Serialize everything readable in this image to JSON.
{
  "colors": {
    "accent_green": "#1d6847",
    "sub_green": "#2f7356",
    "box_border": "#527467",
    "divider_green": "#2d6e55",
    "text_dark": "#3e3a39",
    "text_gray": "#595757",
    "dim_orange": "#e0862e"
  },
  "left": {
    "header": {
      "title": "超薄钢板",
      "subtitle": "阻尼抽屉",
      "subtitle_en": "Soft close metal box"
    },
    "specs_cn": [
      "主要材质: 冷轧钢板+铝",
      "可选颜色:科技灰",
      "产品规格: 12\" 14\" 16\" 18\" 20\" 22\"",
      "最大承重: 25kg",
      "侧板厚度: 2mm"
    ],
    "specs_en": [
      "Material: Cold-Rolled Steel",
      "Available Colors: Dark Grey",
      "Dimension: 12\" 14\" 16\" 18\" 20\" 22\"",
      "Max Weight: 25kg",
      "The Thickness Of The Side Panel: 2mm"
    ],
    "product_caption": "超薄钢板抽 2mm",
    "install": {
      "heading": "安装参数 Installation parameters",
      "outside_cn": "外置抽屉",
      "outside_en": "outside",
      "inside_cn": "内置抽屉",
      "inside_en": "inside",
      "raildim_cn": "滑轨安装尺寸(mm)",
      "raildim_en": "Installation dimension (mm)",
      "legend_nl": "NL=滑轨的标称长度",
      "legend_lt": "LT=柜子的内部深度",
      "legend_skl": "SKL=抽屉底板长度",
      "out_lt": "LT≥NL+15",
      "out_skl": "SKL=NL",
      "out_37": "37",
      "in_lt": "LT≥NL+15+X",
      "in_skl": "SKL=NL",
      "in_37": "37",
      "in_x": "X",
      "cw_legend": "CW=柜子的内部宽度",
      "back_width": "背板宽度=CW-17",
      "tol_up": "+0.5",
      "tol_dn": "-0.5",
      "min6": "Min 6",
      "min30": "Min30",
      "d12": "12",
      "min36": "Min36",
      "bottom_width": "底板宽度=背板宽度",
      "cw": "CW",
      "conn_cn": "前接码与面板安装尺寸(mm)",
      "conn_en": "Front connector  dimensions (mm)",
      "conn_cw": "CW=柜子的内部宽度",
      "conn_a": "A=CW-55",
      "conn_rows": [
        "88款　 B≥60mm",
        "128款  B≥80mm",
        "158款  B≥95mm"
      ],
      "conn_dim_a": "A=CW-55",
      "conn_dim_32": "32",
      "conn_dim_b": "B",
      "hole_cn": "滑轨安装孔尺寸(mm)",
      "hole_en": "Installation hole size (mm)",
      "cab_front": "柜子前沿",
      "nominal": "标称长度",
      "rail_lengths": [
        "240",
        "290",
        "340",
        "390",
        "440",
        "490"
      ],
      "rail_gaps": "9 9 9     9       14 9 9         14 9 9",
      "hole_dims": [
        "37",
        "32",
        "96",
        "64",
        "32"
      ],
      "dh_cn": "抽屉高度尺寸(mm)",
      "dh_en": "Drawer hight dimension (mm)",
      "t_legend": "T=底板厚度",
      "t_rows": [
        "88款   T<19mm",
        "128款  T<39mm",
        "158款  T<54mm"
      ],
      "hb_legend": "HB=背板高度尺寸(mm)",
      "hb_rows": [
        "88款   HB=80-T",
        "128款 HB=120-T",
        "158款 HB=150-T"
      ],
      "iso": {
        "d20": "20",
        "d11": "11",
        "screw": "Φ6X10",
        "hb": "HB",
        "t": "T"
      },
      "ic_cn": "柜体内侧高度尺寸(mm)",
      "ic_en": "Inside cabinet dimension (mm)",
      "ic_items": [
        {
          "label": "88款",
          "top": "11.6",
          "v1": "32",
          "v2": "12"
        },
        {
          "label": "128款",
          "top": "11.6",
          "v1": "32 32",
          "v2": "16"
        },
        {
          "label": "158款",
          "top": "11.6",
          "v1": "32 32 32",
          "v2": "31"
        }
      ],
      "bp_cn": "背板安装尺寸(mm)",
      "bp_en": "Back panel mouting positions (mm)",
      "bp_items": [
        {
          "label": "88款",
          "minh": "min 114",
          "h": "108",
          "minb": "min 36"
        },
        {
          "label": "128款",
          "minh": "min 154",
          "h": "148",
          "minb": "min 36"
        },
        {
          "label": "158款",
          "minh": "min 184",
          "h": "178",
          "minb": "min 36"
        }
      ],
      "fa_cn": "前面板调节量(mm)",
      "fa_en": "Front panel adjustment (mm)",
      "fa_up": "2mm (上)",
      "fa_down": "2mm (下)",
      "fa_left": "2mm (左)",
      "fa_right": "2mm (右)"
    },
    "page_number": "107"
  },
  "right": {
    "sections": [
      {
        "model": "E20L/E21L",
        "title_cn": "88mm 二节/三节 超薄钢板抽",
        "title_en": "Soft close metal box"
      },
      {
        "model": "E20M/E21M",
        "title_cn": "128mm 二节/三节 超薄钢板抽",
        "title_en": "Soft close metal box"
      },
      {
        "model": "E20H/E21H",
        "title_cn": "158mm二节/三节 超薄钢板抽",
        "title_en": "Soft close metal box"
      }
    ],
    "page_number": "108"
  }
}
* * * * * * *
- _Exercise instructions_: Please reproduce every line of the material word for word.

- _Task output_:
Serialize everything readable in this image to JSON.
{
  "colors": {
    "accent_green": "#1d6847",
    "sub_green": "#2f7356",
    "box_border": "#527467",
    "divider_green": "#2d6e55",
    "text_dark": "#3e3a39",
    "text_gray": "#595757",
    "dim_orange": "#e0862e"
  },
  "left": {
    "header": {
      "title": "超薄钢板",
      "subtitle": "阻尼抽屉",
      "subtitle_en": "Soft close metal box"
    },
    "specs_cn": [
      "主要材质: 冷轧钢板+铝",
      "可选颜色:科技灰",
      "产品规格: 12\" 14\" 16\" 18\" 20\" 22\"",
      "最大承重: 25kg",
      "侧板厚度: 2mm"
    ],
    "specs_en": [
      "Material: Cold-Rolled Steel",
      "Available Colors: Dark Grey",
      "Dimension: 12\" 14\" 16\" 18\" 20\" 22\"",
      "Max Weight: 25kg",
      "The Thickness Of The Side Panel: 2mm"
    ],
    "product_caption": "超薄钢板抽 2mm",
    "install": {
      "heading": "安装参数 Installation parameters",
      "outside_cn": "外置抽屉",
      "outside_en": "outside",
      "inside_cn": "内置抽屉",
      "inside_en": "inside",
      "raildim_cn": "滑轨安装尺寸(mm)",
      "raildim_en": "Installation dimension (mm)",
      "legend_nl": "NL=滑轨的标称长度",
      "legend_lt": "LT=柜子的内部深度",
      "legend_skl": "SKL=抽屉底板长度",
      "out_lt": "LT≥NL+15",
      "out_skl": "SKL=NL",
      "out_37": "37",
      "in_lt": "LT≥NL+15+X",
      "in_skl": "SKL=NL",
      "in_37": "37",
      "in_x": "X",
      "cw_legend": "CW=柜子的内部宽度",
      "back_width": "背板宽度=CW-17",
      "tol_up": "+0.5",
      "tol_dn": "-0.5",
      "min6": "Min 6",
      "min30": "Min30",
      "d12": "12",
      "min36": "Min36",
      "bottom_width": "底板宽度=背板宽度",
      "cw": "CW",
      "conn_cn": "前接码与面板安装尺寸(mm)",
      "conn_en": "Front connector  dimensions (mm)",
      "conn_cw": "CW=柜子的内部宽度",
      "conn_a": "A=CW-55",
      "conn_rows": [
        "88款　 B≥60mm",
        "128款  B≥80mm",
        "158款  B≥95mm"
      ],
      "conn_dim_a": "A=CW-55",
      "conn_dim_32": "32",
      "conn_dim_b": "B",
      "hole_cn": "滑轨安装孔尺寸(mm)",
      "hole_en": "Installation hole size (mm)",
      "cab_front": "柜子前沿",
      "nominal": "标称长度",
      "rail_lengths": [
        "240",
        "290",
        "340",
        "390",
        "440",
        "490"
      ],
      "rail_gaps": "9 9 9     9       14 9 9         14 9 9",
      "hole_dims": [
        "37",
        "32",
        "96",
        "64",
        "32"
      ],
      "dh_cn": "抽屉高度尺寸(mm)",
      "dh_en": "Drawer hight dimension (mm)",
      "t_legend": "T=底板厚度",
      "t_rows": [
        "88款   T<19mm",
        "128款  T<39mm",
        "158款  T<54mm"
      ],
      "hb_legend": "HB=背板高度尺寸(mm)",
      "hb_rows": [
        "88款   HB=80-T",
        "128款 HB=120-T",
        "158款 HB=150-T"
      ],
      "iso": {
        "d20": "20",
        "d11": "11",
        "screw": "Φ6X10",
        "hb": "HB",
        "t": "T"
      },
      "ic_cn": "柜体内侧高度尺寸(mm)",
      "ic_en": "Inside cabinet dimension (mm)",
      "ic_items": [
        {
          "label": "88款",
          "top": "11.6",
          "v1": "32",
          "v2": "12"
        },
        {
          "label": "128款",
          "top": "11.6",
          "v1": "32 32",
          "v2": "16"
        },
        {
          "label": "158款",
          "top": "11.6",
          "v1": "32 32 32",
          "v2": "31"
        }
      ],
      "bp_cn": "背板安装尺寸(mm)",
      "bp_en": "Back panel mouting positions (mm)",
      "bp_items": [
        {
          "label": "88款",
          "minh": "min 114",
          "h": "108",
          "minb": "min 36"
        },
        {
          "label": "128款",
          "minh": "min 154",
          "h": "148",
          "minb": "min 36"
        },
        {
          "label": "158款",
          "minh": "min 184",
          "h": "178",
          "minb": "min 36"
        }
      ],
      "fa_cn": "前面板调节量(mm)",
      "fa_en": "Front panel adjustment (mm)",
      "fa_up": "2mm (上)",
      "fa_down": "2mm (下)",
      "fa_left": "2mm (左)",
      "fa_right": "2mm (右)"
    },
    "page_number": "107"
  },
  "right": {
    "sections": [
      {
        "model": "E20L/E21L",
        "title_cn": "88mm 二节/三节 超薄钢板抽",
        "title_en": "Soft close metal box"
      },
      {
        "model": "E20M/E21M",
        "title_cn": "128mm 二节/三节 超薄钢板抽",
        "title_en": "Soft close metal box"
      },
      {
        "model": "E20H/E21H",
        "title_cn": "158mm二节/三节 超薄钢板抽",
        "title_en": "Soft close metal box"
      }
    ],
    "page_number": "108"
  }
}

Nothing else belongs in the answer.